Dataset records
┄┄┄┄┄┄

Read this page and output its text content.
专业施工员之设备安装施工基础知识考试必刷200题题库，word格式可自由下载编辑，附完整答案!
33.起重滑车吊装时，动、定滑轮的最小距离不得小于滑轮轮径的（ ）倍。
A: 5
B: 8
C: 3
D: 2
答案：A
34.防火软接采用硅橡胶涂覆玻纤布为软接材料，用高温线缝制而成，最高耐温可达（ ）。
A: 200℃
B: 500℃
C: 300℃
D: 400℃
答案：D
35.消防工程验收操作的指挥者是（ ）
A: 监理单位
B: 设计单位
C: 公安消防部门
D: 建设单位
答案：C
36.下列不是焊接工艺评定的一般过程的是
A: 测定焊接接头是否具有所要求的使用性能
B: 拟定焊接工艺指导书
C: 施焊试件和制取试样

┄┄┄┄┄┄

* Task prompt *
Output the complete data exactly as written.

* Full output *
Read this page and output its text content.
专业施工员之设备安装施工基础知识考试必刷200题题库，word格式可自由下载编辑，附完整答案!
33.起重滑车吊装时，动、定滑轮的最小距离不得小于滑轮轮径的（ ）倍。
A: 5
B: 8
C: 3
D: 2
答案：A
34.防火软接采用硅橡胶涂覆玻纤布为软接材料，用高温线缝制而成，最高耐温可达（ ）。
A: 200℃
B: 500℃
C: 300℃
D: 400℃
答案：D
35.消防工程验收操作的指挥者是（ ）
A: 监理单位
B: 设计单位
C: 公安消防部门
D: 建设单位
答案：C
36.下列不是焊接工艺评定的一般过程的是
A: 测定焊接接头是否具有所要求的使用性能
B: 拟定焊接工艺指导书
C: 施焊试件和制取试样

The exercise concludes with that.